Prompt ▸ All the records that follow need to be reproduced exactly. Omit the images.

(Extracted data entries)
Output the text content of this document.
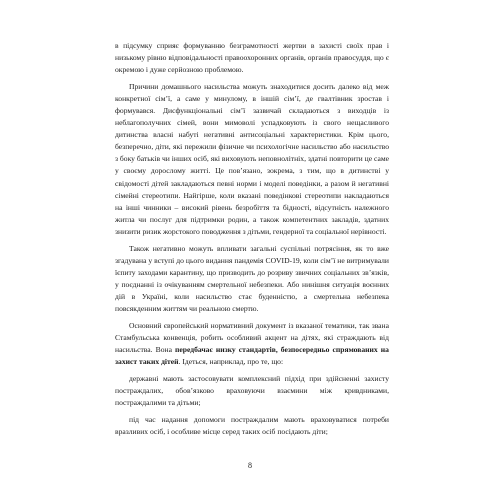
в підсумку сприяє формуванню безграмотності жертви в захисті своїх прав і низькому рівню відповідальності правоохоронних органів, органів правосуддя, що є окремою і дуже серйозною проблемою.

Причини домашнього насильства можуть знаходитися досить далеко від меж конкретної сім’ї, а саме у минулому, в іншій сім’ї, де гвалтівник зростав і формувався. Дисфункціональні сім’ї зазвичай складаються з виходців із неблагополучних сімей, вони мимоволі успадковують із свого нещасливого дитинства власні набуті негативні антисоціальні характеристики. Крім цього, безперечно, діти, які пережили фізичне чи психологічне насильство або насильство з боку батьків чи інших осіб, які виховують неповнолітніх, здатні повторити це саме у своєму дорослому житті. Це пов’язано, зокрема, з тим, що в дитинстві у свідомості дітей закладаються певні норми і моделі поведінки, а разом й негативні сімейні стереотипи. Найгірше, коли вказані поведінкові стереотипи накладаються на інші чинники – високий рівень безробіття та бідності, відсутність належного житла чи послуг для підтримки родин, а також компетентних закладів, здатних знизити ризик жорстокого поводження з дітьми, гендерної та соціальної нерівності.

Також негативно можуть впливати загальні суспільні потрясіння, як то вже згадувана у вступі до цього видання пандемія COVID-19, коли сім’ї не витримували їєпиту заходами карантину, що призводить до розриву звичних соціальних зв’язків, у поєднанні із очікуванням смертельної небезпеки. Або нинішня ситуація воєнних дій в Україні, коли насильство стає буденністю, а смертельна небезпека повсякденним життям чи реальною смертю.

Основний європейський нормативний документ із вказаної тематики, так звана Стамбульська конвенція, робить особливий акцент на дітях, які страждають від насильства. Вона передбачає низку стандартів, безпосередньо спрямованих на захист таких дітей. Ідеться, наприклад, про те, що:

державні мають застосовувати комплексний підхід при здійсненні захисту постраждалих, обов’язково враховуючи взаємини між кривдниками, постраждалими та дітьми;

під час надання допомоги постраждалим мають враховуватися потреби вразливих осіб, і особливе місце серед таких осіб посідають діти;

8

Solution ▸
Output the text content of this document.
в підсумку сприяє формуванню безграмотності жертви в захисті своїх прав і низькому рівню відповідальності правоохоронних органів, органів правосуддя, що є окремою і дуже серйозною проблемою.

Причини домашнього насильства можуть знаходитися досить далеко від меж конкретної сім’ї, а саме у минулому, в іншій сім’ї, де гвалтівник зростав і формувався. Дисфункціональні сім’ї зазвичай складаються з виходців із неблагополучних сімей, вони мимоволі успадковують із свого нещасливого дитинства власні набуті негативні антисоціальні характеристики. Крім цього, безперечно, діти, які пережили фізичне чи психологічне насильство або насильство з боку батьків чи інших осіб, які виховують неповнолітніх, здатні повторити це саме у своєму дорослому житті. Це пов’язано, зокрема, з тим, що в дитинстві у свідомості дітей закладаються певні норми і моделі поведінки, а разом й негативні сімейні стереотипи. Найгірше, коли вказані поведінкові стереотипи накладаються на інші чинники – високий рівень безробіття та бідності, відсутність належного житла чи послуг для підтримки родин, а також компетентних закладів, здатних знизити ризик жорстокого поводження з дітьми, гендерної та соціальної нерівності.

Також негативно можуть впливати загальні суспільні потрясіння, як то вже згадувана у вступі до цього видання пандемія COVID-19, коли сім’ї не витримували їєпиту заходами карантину, що призводить до розриву звичних соціальних зв’язків, у поєднанні із очікуванням смертельної небезпеки. Або нинішня ситуація воєнних дій в Україні, коли насильство стає буденністю, а смертельна небезпека повсякденним життям чи реальною смертю.

Основний європейський нормативний документ із вказаної тематики, так звана Стамбульська конвенція, робить особливий акцент на дітях, які страждають від насильства. Вона передбачає низку стандартів, безпосередньо спрямованих на захист таких дітей. Ідеться, наприклад, про те, що:

державні мають застосовувати комплексний підхід при здійсненні захисту постраждалих, обов’язково враховуючи взаємини між кривдниками, постраждалими та дітьми;

під час надання допомоги постраждалим мають враховуватися потреби вразливих осіб, і особливе місце серед таких осіб посідають діти;

8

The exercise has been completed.